Make an exact copy of the entries below with the pictures removed.

>> Begin

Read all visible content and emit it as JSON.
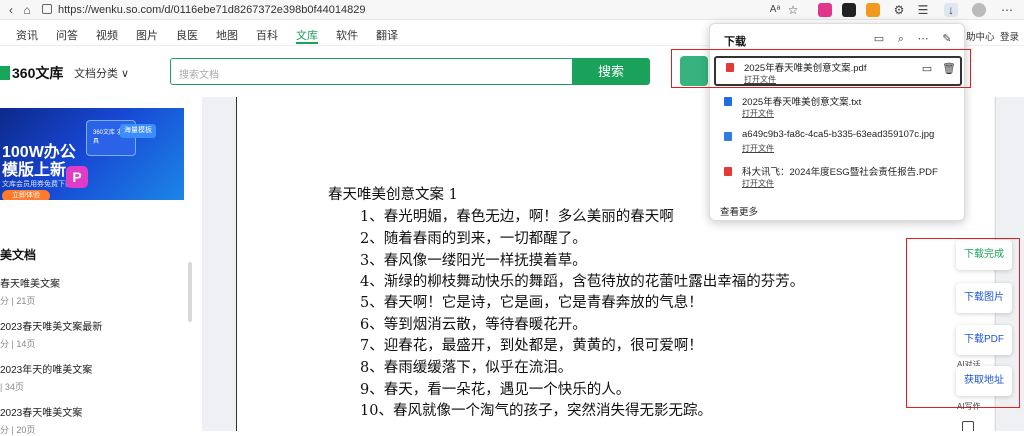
{
  "browser": {
    "url": "https://wenku.so.com/d/0116ebe71d8267372e398b0f44014829",
    "read_aloud_label": "Aᵃ"
  },
  "nav": {
    "items": [
      "资讯",
      "问答",
      "视频",
      "图片",
      "良医",
      "地图",
      "百科",
      "文库",
      "软件",
      "翻译"
    ],
    "active": "文库",
    "right_items": [
      "助中心",
      "登录"
    ]
  },
  "header": {
    "logo_text": "360文库",
    "category_label": "文档分类 ∨",
    "search_placeholder": "搜索文档",
    "search_button": "搜索"
  },
  "banner": {
    "line1": "100W办公",
    "line2": "模版上新",
    "line3": "文库会员用券免费下载",
    "button": "立即体验",
    "p_glyph": "P",
    "card1": "360文库\n求职工具",
    "card2": "海量模板"
  },
  "sidebar": {
    "section_title": "美文档",
    "items": [
      {
        "title": "春天唯美文案",
        "meta": "分 | 21页"
      },
      {
        "title": "2023春天唯美文案最新",
        "meta": "分 | 14页"
      },
      {
        "title": "2023年天的唯美文案",
        "meta": "| 34页"
      },
      {
        "title": "2023春天唯美文案",
        "meta": "分 | 20页"
      }
    ]
  },
  "document": {
    "heading": "春天唯美创意文案 1",
    "lines": [
      "1、春光明媚，春色无边，啊！多么美丽的春天啊",
      "2、随着春雨的到来，一切都醒了。",
      "3、春风像一缕阳光一样抚摸着草。",
      "4、渐绿的柳枝舞动快乐的舞蹈，含苞待放的花蕾吐露出幸福的芬芳。",
      "5、春天啊！它是诗，它是画，它是青春奔放的气息！",
      "6、等到烟消云散，等待春暖花开。",
      "7、迎春花，最盛开，到处都是，黄黄的，很可爱啊！",
      "8、春雨缓缓落下，似乎在流泪。",
      "9、春天，看一朵花，遇见一个快乐的人。",
      "10、春风就像一个淘气的孩子，突然消失得无影无踪。"
    ]
  },
  "downloads": {
    "title": "下载",
    "items": [
      {
        "name": "2025年春天唯美创意文案.pdf",
        "action": "打开文件",
        "type": "pdf",
        "color": "#e53935"
      },
      {
        "name": "2025年春天唯美创意文案.txt",
        "action": "打开文件",
        "type": "txt",
        "color": "#1e6fd9"
      },
      {
        "name": "a649c9b3-fa8c-4ca5-b335-63ead359107c.jpg",
        "action": "打开文件",
        "type": "jpg",
        "color": "#2f7de1"
      },
      {
        "name": "科大讯飞：2024年度ESG暨社会责任报告.PDF",
        "action": "打开文件",
        "type": "pdf",
        "color": "#e53935"
      }
    ],
    "more": "查看更多"
  },
  "floating": {
    "buttons": [
      "下载完成",
      "下载图片",
      "下载PDF",
      "获取地址"
    ],
    "ai_labels": [
      "AI对话",
      "AI写作"
    ]
  },
  "colors": {
    "brand_green": "#1aa25a",
    "highlight_red": "#e02020",
    "link_blue": "#1a55d6"
  }
}
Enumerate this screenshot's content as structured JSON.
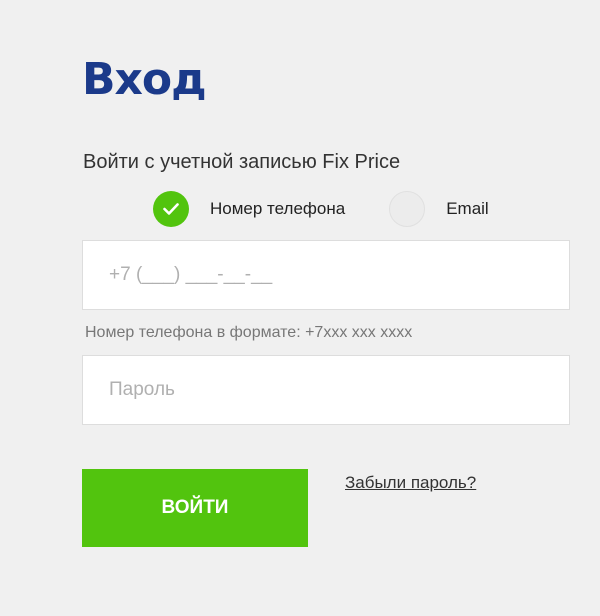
{
  "title": "Вход",
  "subtitle": "Войти с учетной записью Fix Price",
  "login_type": {
    "options": [
      {
        "label": "Номер телефона",
        "selected": true
      },
      {
        "label": "Email",
        "selected": false
      }
    ]
  },
  "phone": {
    "placeholder": "+7 (___) ___-__-__",
    "value": "",
    "hint": "Номер телефона в формате: +7xxx xxx xxxx"
  },
  "password": {
    "placeholder": "Пароль",
    "value": ""
  },
  "login_button_label": "ВОЙТИ",
  "forgot_password_label": "Забыли пароль?",
  "colors": {
    "title": "#1b3a8a",
    "accent_green": "#52c40e",
    "background": "#f0f0f0"
  }
}
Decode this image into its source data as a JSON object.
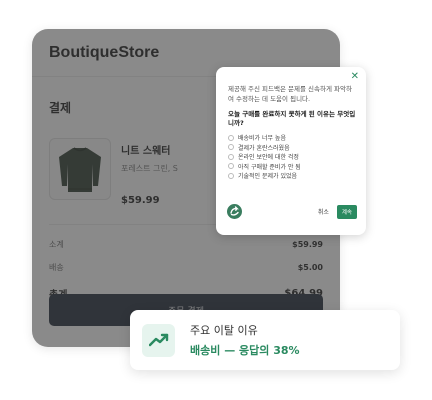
{
  "store": {
    "brand": "BoutiqueStore",
    "section_title": "결제",
    "product": {
      "name": "니트 스웨터",
      "variant": "포레스트 그린, S",
      "price": "$59.99",
      "image_icon": "sweater-icon"
    },
    "summary": {
      "subtotal_label": "소계",
      "subtotal_value": "$59.99",
      "shipping_label": "배송",
      "shipping_value": "$5.00",
      "total_label": "총계",
      "total_value": "$64.99"
    },
    "checkout_label": "주문 결제"
  },
  "survey": {
    "intro": "제공해 주신 피드백은 문제를 신속하게 파악하여 수정하는 데 도움이 됩니다.",
    "question": "오늘 구매를 완료하지 못하게 된 이유는 무엇입니까?",
    "options": [
      "배송비가 너무 높음",
      "결제가 혼란스러웠음",
      "온라인 보안에 대한 걱정",
      "아직 구매할 준비가 안 됨",
      "기술적인 문제가 있었음"
    ],
    "cancel_label": "취소",
    "continue_label": "계속"
  },
  "insight": {
    "label": "주요 이탈 이유",
    "value": "배송비 — 응답의 38%",
    "icon": "trend-icon"
  },
  "colors": {
    "accent": "#2a8a60",
    "button_dark": "#1f2937",
    "overlay": "#3c3c3c"
  }
}
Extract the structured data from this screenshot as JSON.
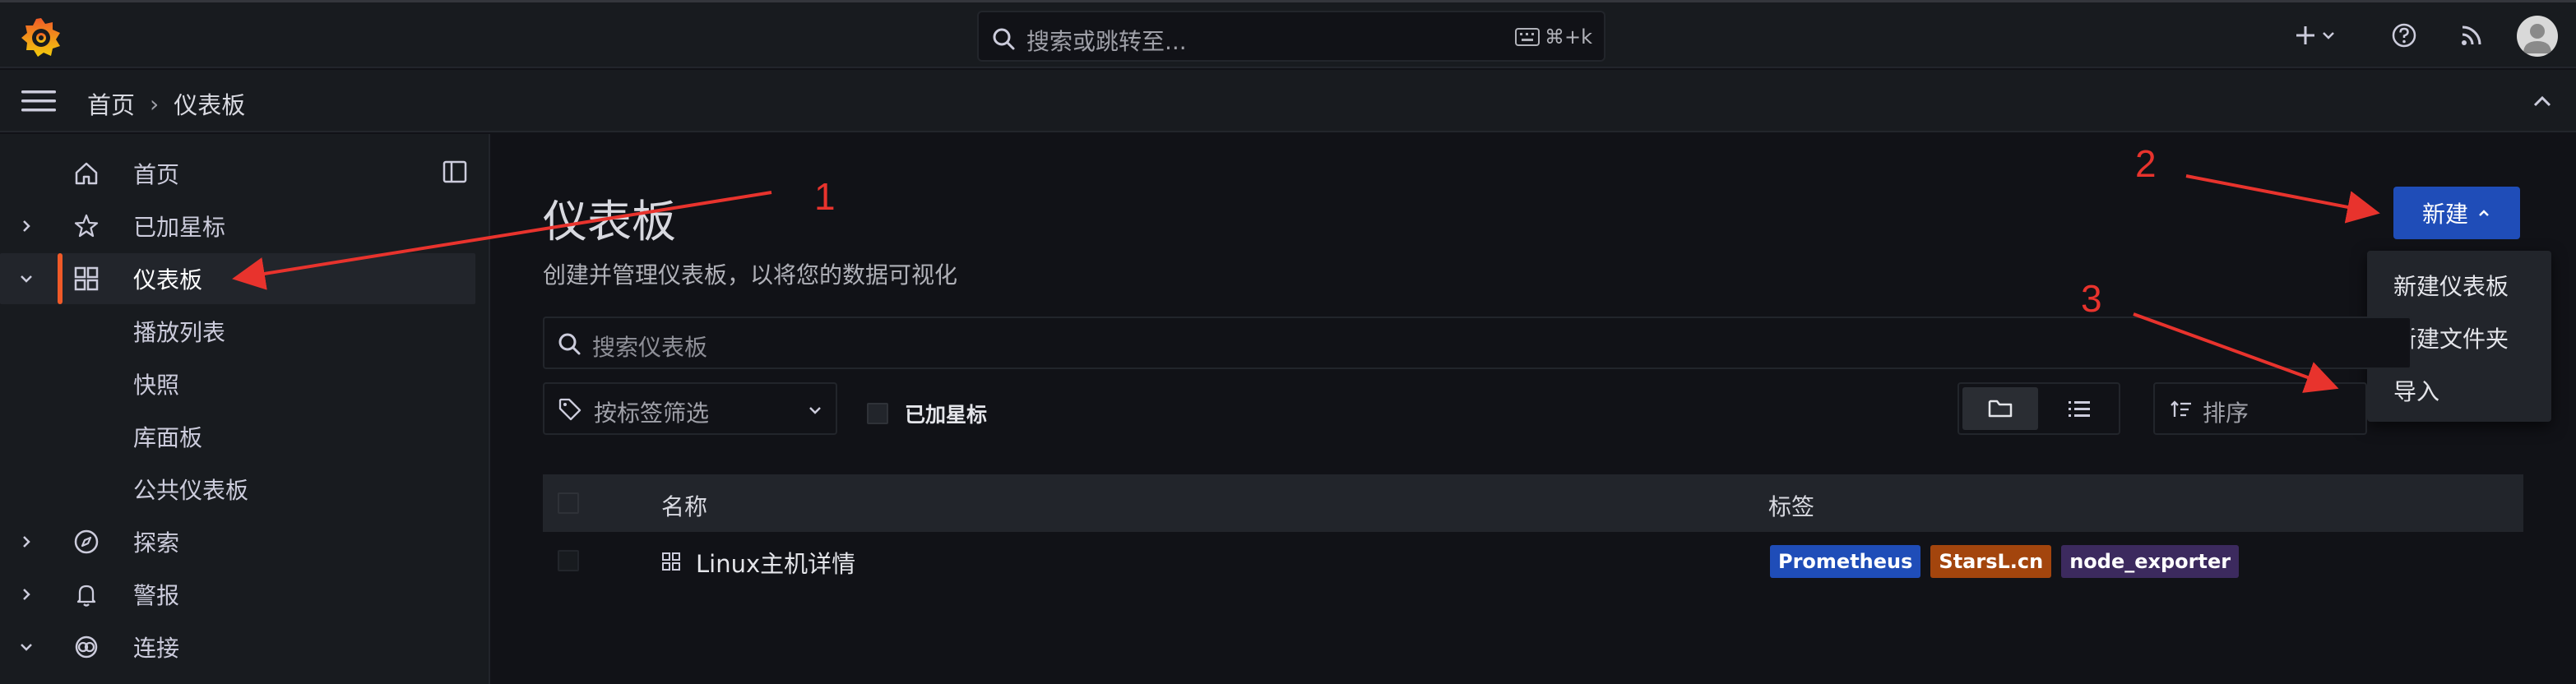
{
  "topbar": {
    "search_placeholder": "搜索或跳转至...",
    "search_shortcut": "⌘+k",
    "plus_label": "+",
    "icons": [
      "grafana-logo",
      "search-icon",
      "keyboard-icon",
      "plus-icon",
      "chevron-down-icon",
      "help-icon",
      "rss-icon",
      "avatar"
    ]
  },
  "breadcrumb": {
    "items": [
      "首页",
      "仪表板"
    ],
    "separator": "›"
  },
  "sidebar": {
    "items": [
      {
        "label": "首页",
        "icon": "home-icon"
      },
      {
        "label": "已加星标",
        "icon": "star-icon",
        "expand": "collapsed"
      },
      {
        "label": "仪表板",
        "icon": "apps-icon",
        "expand": "expanded",
        "active": true
      },
      {
        "label": "播放列表"
      },
      {
        "label": "快照"
      },
      {
        "label": "库面板"
      },
      {
        "label": "公共仪表板"
      },
      {
        "label": "探索",
        "icon": "compass-icon",
        "expand": "collapsed"
      },
      {
        "label": "警报",
        "icon": "bell-icon",
        "expand": "collapsed"
      },
      {
        "label": "连接",
        "icon": "link-icon",
        "expand": "expanded"
      }
    ]
  },
  "main": {
    "title": "仪表板",
    "subtitle": "创建并管理仪表板，以将您的数据可视化",
    "new_button": "新建",
    "new_menu": [
      "新建仪表板",
      "新建文件夹",
      "导入"
    ],
    "search_placeholder": "搜索仪表板",
    "tag_filter_placeholder": "按标签筛选",
    "starred_label": "已加星标",
    "sort_placeholder": "排序",
    "table": {
      "headers": {
        "name": "名称",
        "tags": "标签"
      },
      "rows": [
        {
          "name": "Linux主机详情",
          "tags": [
            "Prometheus",
            "StarsL.cn",
            "node_exporter"
          ]
        }
      ]
    }
  },
  "tag_colors": {
    "Prometheus": "#1f4db8",
    "StarsL.cn": "#a3450d",
    "node_exporter": "#3c2a5e"
  },
  "annotations": [
    "1",
    "2",
    "3"
  ],
  "colors": {
    "accent": "#f05a28",
    "primary": "#1f4db8",
    "annotation": "#e8332d"
  }
}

>> End

RESULT FOR THIS TASK:
Read all visible content and emit it as JSON.
{
  "browser": {
    "url": "https://wenku.so.com/d/0116ebe71d8267372e398b0f44014829",
    "read_aloud_label": "Aᵃ"
  },
  "nav": {
    "items": [
      "资讯",
      "问答",
      "视频",
      "图片",
      "良医",
      "地图",
      "百科",
      "文库",
      "软件",
      "翻译"
    ],
    "active": "文库",
    "right_items": [
      "助中心",
      "登录"
    ]
  },
  "header": {
    "logo_text": "360文库",
    "category_label": "文档分类 ∨",
    "search_placeholder": "搜索文档",
    "search_button": "搜索"
  },
  "banner": {
    "line1": "100W办公",
    "line2": "模版上新",
    "line3": "文库会员用券免费下载",
    "button": "立即体验",
    "p_glyph": "P",
    "card1": "360文库\n求职工具",
    "card2": "海量模板"
  },
  "sidebar": {
    "section_title": "美文档",
    "items": [
      {
        "title": "春天唯美文案",
        "meta": "分 | 21页"
      },
      {
        "title": "2023春天唯美文案最新",
        "meta": "分 | 14页"
      },
      {
        "title": "2023年天的唯美文案",
        "meta": "| 34页"
      },
      {
        "title": "2023春天唯美文案",
        "meta": "分 | 20页"
      }
    ]
  },
  "document": {
    "heading": "春天唯美创意文案 1",
    "lines": [
      "1、春光明媚，春色无边，啊！多么美丽的春天啊",
      "2、随着春雨的到来，一切都醒了。",
      "3、春风像一缕阳光一样抚摸着草。",
      "4、渐绿的柳枝舞动快乐的舞蹈，含苞待放的花蕾吐露出幸福的芬芳。",
      "5、春天啊！它是诗，它是画，它是青春奔放的气息！",
      "6、等到烟消云散，等待春暖花开。",
      "7、迎春花，最盛开，到处都是，黄黄的，很可爱啊！",
      "8、春雨缓缓落下，似乎在流泪。",
      "9、春天，看一朵花，遇见一个快乐的人。",
      "10、春风就像一个淘气的孩子，突然消失得无影无踪。"
    ]
  },
  "downloads": {
    "title": "下载",
    "items": [
      {
        "name": "2025年春天唯美创意文案.pdf",
        "action": "打开文件",
        "type": "pdf",
        "color": "#e53935"
      },
      {
        "name": "2025年春天唯美创意文案.txt",
        "action": "打开文件",
        "type": "txt",
        "color": "#1e6fd9"
      },
      {
        "name": "a649c9b3-fa8c-4ca5-b335-63ead359107c.jpg",
        "action": "打开文件",
        "type": "jpg",
        "color": "#2f7de1"
      },
      {
        "name": "科大讯飞：2024年度ESG暨社会责任报告.PDF",
        "action": "打开文件",
        "type": "pdf",
        "color": "#e53935"
      }
    ],
    "more": "查看更多"
  },
  "floating": {
    "buttons": [
      "下载完成",
      "下载图片",
      "下载PDF",
      "获取地址"
    ],
    "ai_labels": [
      "AI对话",
      "AI写作"
    ]
  },
  "colors": {
    "brand_green": "#1aa25a",
    "highlight_red": "#e02020",
    "link_blue": "#1a55d6"
  }
}
Enumerate this screenshot's content as structured JSON.
{
  "title": "Вход",
  "subtitle": "Войти с учетной записью Fix Price",
  "login_type": {
    "options": [
      {
        "label": "Номер телефона",
        "selected": true
      },
      {
        "label": "Email",
        "selected": false
      }
    ]
  },
  "phone": {
    "placeholder": "+7 (___) ___-__-__",
    "value": "",
    "hint": "Номер телефона в формате: +7xxx xxx xxxx"
  },
  "password": {
    "placeholder": "Пароль",
    "value": ""
  },
  "login_button_label": "ВОЙТИ",
  "forgot_password_label": "Забыли пароль?",
  "colors": {
    "title": "#1b3a8a",
    "accent_green": "#52c40e",
    "background": "#f0f0f0"
  }
}
Decode this image into its source data as a JSON object.
{
  "store": {
    "brand": "BoutiqueStore",
    "section_title": "결제",
    "product": {
      "name": "니트 스웨터",
      "variant": "포레스트 그린, S",
      "price": "$59.99",
      "image_icon": "sweater-icon"
    },
    "summary": {
      "subtotal_label": "소계",
      "subtotal_value": "$59.99",
      "shipping_label": "배송",
      "shipping_value": "$5.00",
      "total_label": "총계",
      "total_value": "$64.99"
    },
    "checkout_label": "주문 결제"
  },
  "survey": {
    "intro": "제공해 주신 피드백은 문제를 신속하게 파악하여 수정하는 데 도움이 됩니다.",
    "question": "오늘 구매를 완료하지 못하게 된 이유는 무엇입니까?",
    "options": [
      "배송비가 너무 높음",
      "결제가 혼란스러웠음",
      "온라인 보안에 대한 걱정",
      "아직 구매할 준비가 안 됨",
      "기술적인 문제가 있었음"
    ],
    "cancel_label": "취소",
    "continue_label": "계속"
  },
  "insight": {
    "label": "주요 이탈 이유",
    "value": "배송비 — 응답의 38%",
    "icon": "trend-icon"
  },
  "colors": {
    "accent": "#2a8a60",
    "button_dark": "#1f2937",
    "overlay": "#3c3c3c"
  }
}
Extract the structured data from this screenshot as JSON.
{
  "topbar": {
    "search_placeholder": "搜索或跳转至...",
    "search_shortcut": "⌘+k",
    "plus_label": "+",
    "icons": [
      "grafana-logo",
      "search-icon",
      "keyboard-icon",
      "plus-icon",
      "chevron-down-icon",
      "help-icon",
      "rss-icon",
      "avatar"
    ]
  },
  "breadcrumb": {
    "items": [
      "首页",
      "仪表板"
    ],
    "separator": "›"
  },
  "sidebar": {
    "items": [
      {
        "label": "首页",
        "icon": "home-icon"
      },
      {
        "label": "已加星标",
        "icon": "star-icon",
        "expand": "collapsed"
      },
      {
        "label": "仪表板",
        "icon": "apps-icon",
        "expand": "expanded",
        "active": true
      },
      {
        "label": "播放列表"
      },
      {
        "label": "快照"
      },
      {
        "label": "库面板"
      },
      {
        "label": "公共仪表板"
      },
      {
        "label": "探索",
        "icon": "compass-icon",
        "expand": "collapsed"
      },
      {
        "label": "警报",
        "icon": "bell-icon",
        "expand": "collapsed"
      },
      {
        "label": "连接",
        "icon": "link-icon",
        "expand": "expanded"
      }
    ]
  },
  "main": {
    "title": "仪表板",
    "subtitle": "创建并管理仪表板，以将您的数据可视化",
    "new_button": "新建",
    "new_menu": [
      "新建仪表板",
      "新建文件夹",
      "导入"
    ],
    "search_placeholder": "搜索仪表板",
    "tag_filter_placeholder": "按标签筛选",
    "starred_label": "已加星标",
    "sort_placeholder": "排序",
    "table": {
      "headers": {
        "name": "名称",
        "tags": "标签"
      },
      "rows": [
        {
          "name": "Linux主机详情",
          "tags": [
            "Prometheus",
            "StarsL.cn",
            "node_exporter"
          ]
        }
      ]
    }
  },
  "tag_colors": {
    "Prometheus": "#1f4db8",
    "StarsL.cn": "#a3450d",
    "node_exporter": "#3c2a5e"
  },
  "annotations": [
    "1",
    "2",
    "3"
  ],
  "colors": {
    "accent": "#f05a28",
    "primary": "#1f4db8",
    "annotation": "#e8332d"
  }
}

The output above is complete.